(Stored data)

------------------------------------

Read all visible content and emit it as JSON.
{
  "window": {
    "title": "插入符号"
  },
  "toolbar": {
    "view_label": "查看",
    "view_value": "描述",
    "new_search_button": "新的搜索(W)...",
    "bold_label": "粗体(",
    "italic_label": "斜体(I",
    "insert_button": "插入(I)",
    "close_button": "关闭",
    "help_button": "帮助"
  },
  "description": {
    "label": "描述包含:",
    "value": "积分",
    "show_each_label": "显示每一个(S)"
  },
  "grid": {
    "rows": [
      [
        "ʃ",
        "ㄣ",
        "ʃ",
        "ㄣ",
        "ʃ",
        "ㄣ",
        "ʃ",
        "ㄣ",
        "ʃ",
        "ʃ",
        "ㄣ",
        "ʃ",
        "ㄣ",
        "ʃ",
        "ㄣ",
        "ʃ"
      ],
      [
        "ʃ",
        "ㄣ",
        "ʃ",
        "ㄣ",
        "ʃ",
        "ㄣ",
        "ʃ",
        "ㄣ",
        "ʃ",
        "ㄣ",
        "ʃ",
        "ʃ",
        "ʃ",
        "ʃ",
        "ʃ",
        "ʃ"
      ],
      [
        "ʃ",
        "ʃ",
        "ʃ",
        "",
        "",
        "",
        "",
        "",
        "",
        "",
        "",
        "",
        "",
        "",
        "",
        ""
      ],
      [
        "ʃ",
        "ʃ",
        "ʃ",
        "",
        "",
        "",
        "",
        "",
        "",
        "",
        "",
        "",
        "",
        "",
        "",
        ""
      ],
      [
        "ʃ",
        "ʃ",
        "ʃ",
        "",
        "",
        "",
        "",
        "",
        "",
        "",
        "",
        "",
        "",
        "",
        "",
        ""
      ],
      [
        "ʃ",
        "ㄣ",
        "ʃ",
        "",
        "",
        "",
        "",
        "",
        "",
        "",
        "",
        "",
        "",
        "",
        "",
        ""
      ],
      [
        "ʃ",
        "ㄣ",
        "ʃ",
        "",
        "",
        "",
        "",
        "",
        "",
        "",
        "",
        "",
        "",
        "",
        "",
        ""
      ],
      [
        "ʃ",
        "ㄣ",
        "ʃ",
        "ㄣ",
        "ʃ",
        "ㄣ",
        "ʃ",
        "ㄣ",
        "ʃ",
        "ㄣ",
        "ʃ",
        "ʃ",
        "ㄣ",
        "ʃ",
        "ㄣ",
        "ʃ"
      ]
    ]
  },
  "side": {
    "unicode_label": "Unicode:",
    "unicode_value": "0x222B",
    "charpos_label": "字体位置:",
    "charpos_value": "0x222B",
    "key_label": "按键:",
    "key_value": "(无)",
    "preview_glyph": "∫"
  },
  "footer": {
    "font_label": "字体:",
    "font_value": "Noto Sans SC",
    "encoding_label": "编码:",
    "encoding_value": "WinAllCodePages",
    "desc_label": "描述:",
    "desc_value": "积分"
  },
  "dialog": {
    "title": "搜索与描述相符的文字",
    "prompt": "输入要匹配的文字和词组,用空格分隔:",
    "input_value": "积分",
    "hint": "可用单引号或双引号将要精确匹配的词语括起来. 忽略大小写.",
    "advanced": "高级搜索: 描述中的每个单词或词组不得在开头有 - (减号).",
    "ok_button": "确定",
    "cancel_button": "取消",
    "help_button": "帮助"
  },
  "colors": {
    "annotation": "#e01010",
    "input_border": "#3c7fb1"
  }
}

------------------------------------

§ Stated problem: Each line of the material above needs to be quoted exactly, please.

§ Solution to the exercise:
Read all visible content and emit it as JSON.
{
  "window": {
    "title": "插入符号"
  },
  "toolbar": {
    "view_label": "查看",
    "view_value": "描述",
    "new_search_button": "新的搜索(W)...",
    "bold_label": "粗体(",
    "italic_label": "斜体(I",
    "insert_button": "插入(I)",
    "close_button": "关闭",
    "help_button": "帮助"
  },
  "description": {
    "label": "描述包含:",
    "value": "积分",
    "show_each_label": "显示每一个(S)"
  },
  "grid": {
    "rows": [
      [
        "ʃ",
        "ㄣ",
        "ʃ",
        "ㄣ",
        "ʃ",
        "ㄣ",
        "ʃ",
        "ㄣ",
        "ʃ",
        "ʃ",
        "ㄣ",
        "ʃ",
        "ㄣ",
        "ʃ",
        "ㄣ",
        "ʃ"
      ],
      [
        "ʃ",
        "ㄣ",
        "ʃ",
        "ㄣ",
        "ʃ",
        "ㄣ",
        "ʃ",
        "ㄣ",
        "ʃ",
        "ㄣ",
        "ʃ",
        "ʃ",
        "ʃ",
        "ʃ",
        "ʃ",
        "ʃ"
      ],
      [
        "ʃ",
        "ʃ",
        "ʃ",
        "",
        "",
        "",
        "",
        "",
        "",
        "",
        "",
        "",
        "",
        "",
        "",
        ""
      ],
      [
        "ʃ",
        "ʃ",
        "ʃ",
        "",
        "",
        "",
        "",
        "",
        "",
        "",
        "",
        "",
        "",
        "",
        "",
        ""
      ],
      [
        "ʃ",
        "ʃ",
        "ʃ",
        "",
        "",
        "",
        "",
        "",
        "",
        "",
        "",
        "",
        "",
        "",
        "",
        ""
      ],
      [
        "ʃ",
        "ㄣ",
        "ʃ",
        "",
        "",
        "",
        "",
        "",
        "",
        "",
        "",
        "",
        "",
        "",
        "",
        ""
      ],
      [
        "ʃ",
        "ㄣ",
        "ʃ",
        "",
        "",
        "",
        "",
        "",
        "",
        "",
        "",
        "",
        "",
        "",
        "",
        ""
      ],
      [
        "ʃ",
        "ㄣ",
        "ʃ",
        "ㄣ",
        "ʃ",
        "ㄣ",
        "ʃ",
        "ㄣ",
        "ʃ",
        "ㄣ",
        "ʃ",
        "ʃ",
        "ㄣ",
        "ʃ",
        "ㄣ",
        "ʃ"
      ]
    ]
  },
  "side": {
    "unicode_label": "Unicode:",
    "unicode_value": "0x222B",
    "charpos_label": "字体位置:",
    "charpos_value": "0x222B",
    "key_label": "按键:",
    "key_value": "(无)",
    "preview_glyph": "∫"
  },
  "footer": {
    "font_label": "字体:",
    "font_value": "Noto Sans SC",
    "encoding_label": "编码:",
    "encoding_value": "WinAllCodePages",
    "desc_label": "描述:",
    "desc_value": "积分"
  },
  "dialog": {
    "title": "搜索与描述相符的文字",
    "prompt": "输入要匹配的文字和词组,用空格分隔:",
    "input_value": "积分",
    "hint": "可用单引号或双引号将要精确匹配的词语括起来. 忽略大小写.",
    "advanced": "高级搜索: 描述中的每个单词或词组不得在开头有 - (减号).",
    "ok_button": "确定",
    "cancel_button": "取消",
    "help_button": "帮助"
  },
  "colors": {
    "annotation": "#e01010",
    "input_border": "#3c7fb1"
  }
}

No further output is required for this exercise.